-- LISTED ENTRIES --
------
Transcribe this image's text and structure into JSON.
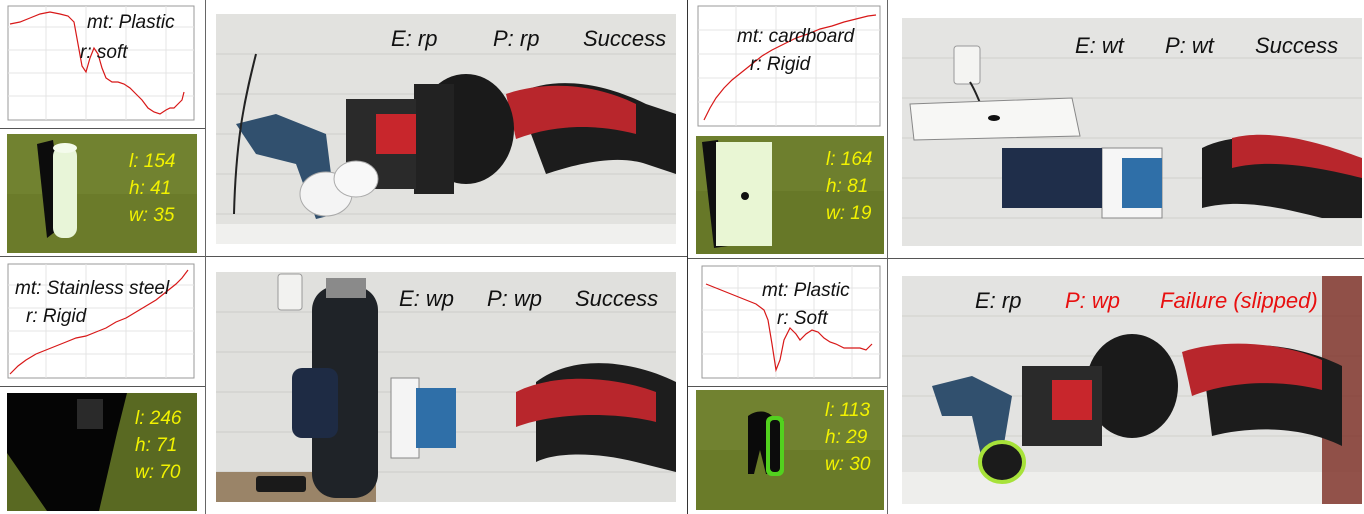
{
  "colors": {
    "curve": "#d81818",
    "depth_text": "#f2f200",
    "label_text": "#111111",
    "failure_text": "#e81010",
    "robot_red": "#b8262c",
    "depth_bg": "#6a7a2a"
  },
  "panels": [
    {
      "material": "mt: Plastic",
      "rigidity": "r:  soft",
      "dims": {
        "l": "l: 154",
        "h": "h: 41",
        "w": "w: 35"
      },
      "expected": "E: rp",
      "predicted": "P: rp",
      "result": "Success",
      "predicted_color": "#111111",
      "result_color": "#111111"
    },
    {
      "material": "mt: cardboard",
      "rigidity": "r:  Rigid",
      "dims": {
        "l": "l: 164",
        "h": "h: 81",
        "w": "w: 19"
      },
      "expected": "E: wt",
      "predicted": "P: wt",
      "result": "Success",
      "predicted_color": "#111111",
      "result_color": "#111111"
    },
    {
      "material": "mt: Stainless steel",
      "rigidity": "r:  Rigid",
      "dims": {
        "l": "l: 246",
        "h": "h: 71",
        "w": "w: 70"
      },
      "expected": "E: wp",
      "predicted": "P: wp",
      "result": "Success",
      "predicted_color": "#111111",
      "result_color": "#111111"
    },
    {
      "material": "mt: Plastic",
      "rigidity": "r:  Soft",
      "dims": {
        "l": "l: 113",
        "h": "h: 29",
        "w": "w: 30"
      },
      "expected": "E: rp",
      "predicted": "P: wp",
      "result": "Failure (slipped)",
      "predicted_color": "#e81010",
      "result_color": "#e81010"
    }
  ]
}
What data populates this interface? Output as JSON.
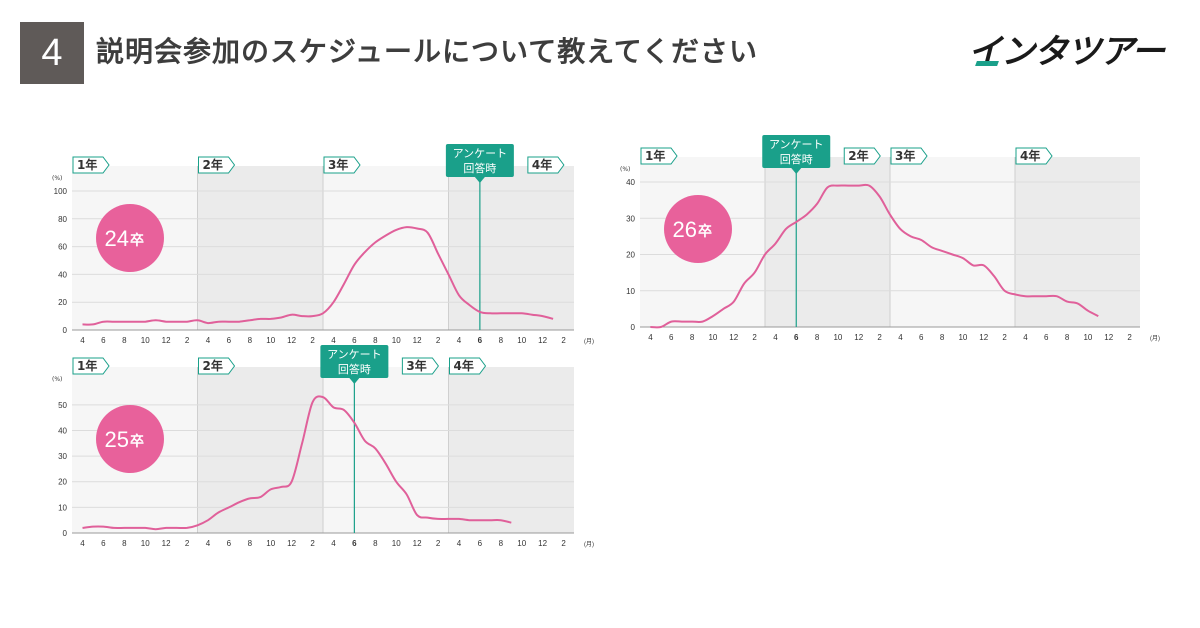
{
  "header": {
    "number": "4",
    "title": "説明会参加のスケジュールについて教えてください"
  },
  "logo": {
    "text": "インタツアー"
  },
  "colors": {
    "line": "#e0609a",
    "accent": "#1aa08a",
    "shade": "#efefef",
    "badge": "#e8619b",
    "header_box": "#5f5a58"
  },
  "chart_data": [
    {
      "type": "line",
      "name": "chart-24",
      "badge_number": "24",
      "badge_suffix": "卒",
      "y_label": "(%)",
      "x_unit": "(月)",
      "ylim": [
        0,
        100
      ],
      "yticks": [
        "0",
        "20",
        "40",
        "60",
        "80",
        "100"
      ],
      "x_ticks": [
        "4",
        "6",
        "8",
        "10",
        "12",
        "2",
        "4",
        "6",
        "8",
        "10",
        "12",
        "2",
        "4",
        "6",
        "8",
        "10",
        "12",
        "2",
        "4",
        "6",
        "8",
        "10",
        "12",
        "2"
      ],
      "highlight_tick_index": 19,
      "year_labels": [
        "1年",
        "2年",
        "3年",
        "4年"
      ],
      "year_starts": [
        0,
        12,
        24,
        36
      ],
      "shaded_years": [
        1,
        3
      ],
      "survey": {
        "label_line1": "アンケート",
        "label_line2": "回答時",
        "month_index": 38
      },
      "values": [
        4,
        4,
        6,
        6,
        6,
        6,
        6,
        7,
        6,
        6,
        6,
        7,
        5,
        6,
        6,
        6,
        7,
        8,
        8,
        9,
        11,
        10,
        10,
        12,
        20,
        33,
        47,
        56,
        63,
        68,
        72,
        74,
        73,
        70,
        55,
        40,
        25,
        18,
        13,
        12,
        12,
        12,
        12,
        11,
        10,
        8
      ]
    },
    {
      "type": "line",
      "name": "chart-25",
      "badge_number": "25",
      "badge_suffix": "卒",
      "y_label": "(%)",
      "x_unit": "(月)",
      "ylim": [
        0,
        55
      ],
      "yticks": [
        "0",
        "10",
        "20",
        "30",
        "40",
        "50"
      ],
      "x_ticks": [
        "4",
        "6",
        "8",
        "10",
        "12",
        "2",
        "4",
        "6",
        "8",
        "10",
        "12",
        "2",
        "4",
        "6",
        "8",
        "10",
        "12",
        "2",
        "4",
        "6",
        "8",
        "10",
        "12",
        "2"
      ],
      "highlight_tick_index": 13,
      "year_labels": [
        "1年",
        "2年",
        "3年",
        "4年"
      ],
      "year_starts": [
        0,
        12,
        24,
        36
      ],
      "shaded_years": [
        1,
        3
      ],
      "survey": {
        "label_line1": "アンケート",
        "label_line2": "回答時",
        "month_index": 26
      },
      "values": [
        2,
        2.5,
        2.5,
        2,
        2,
        2,
        2,
        1.5,
        2,
        2,
        2,
        3,
        5,
        8,
        10,
        12,
        13.5,
        14,
        17,
        18,
        20,
        35,
        51,
        53,
        49,
        48,
        43,
        36,
        33,
        27,
        20,
        15,
        7,
        6,
        5.5,
        5.5,
        5.5,
        5,
        5,
        5,
        5,
        4
      ]
    },
    {
      "type": "line",
      "name": "chart-26",
      "badge_number": "26",
      "badge_suffix": "卒",
      "y_label": "(%)",
      "x_unit": "(月)",
      "ylim": [
        0,
        40
      ],
      "yticks": [
        "0",
        "10",
        "20",
        "30",
        "40"
      ],
      "x_ticks": [
        "4",
        "6",
        "8",
        "10",
        "12",
        "2",
        "4",
        "6",
        "8",
        "10",
        "12",
        "2",
        "4",
        "6",
        "8",
        "10",
        "12",
        "2",
        "4",
        "6",
        "8",
        "10",
        "12",
        "2"
      ],
      "highlight_tick_index": 7,
      "year_labels": [
        "1年",
        "2年",
        "3年",
        "4年"
      ],
      "year_starts": [
        0,
        12,
        24,
        36
      ],
      "shaded_years": [
        1,
        3
      ],
      "survey": {
        "label_line1": "アンケート",
        "label_line2": "回答時",
        "month_index": 14
      },
      "values": [
        0,
        0,
        1.5,
        1.5,
        1.5,
        1.5,
        3,
        5,
        7,
        12,
        15,
        20,
        23,
        27,
        29,
        31,
        34,
        38.5,
        39,
        39,
        39,
        39,
        36,
        31,
        27,
        25,
        24,
        22,
        21,
        20,
        19,
        17,
        17,
        14,
        10,
        9,
        8.5,
        8.5,
        8.5,
        8.5,
        7,
        6.5,
        4.5,
        3
      ]
    }
  ]
}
------
-- INSTRUCTION --
Lines from the records above that hold "name" are the ones to list.

-- REPLY TO THE TASK --
      "name": "chart-24",
      "name": "chart-25",
      "name": "chart-26",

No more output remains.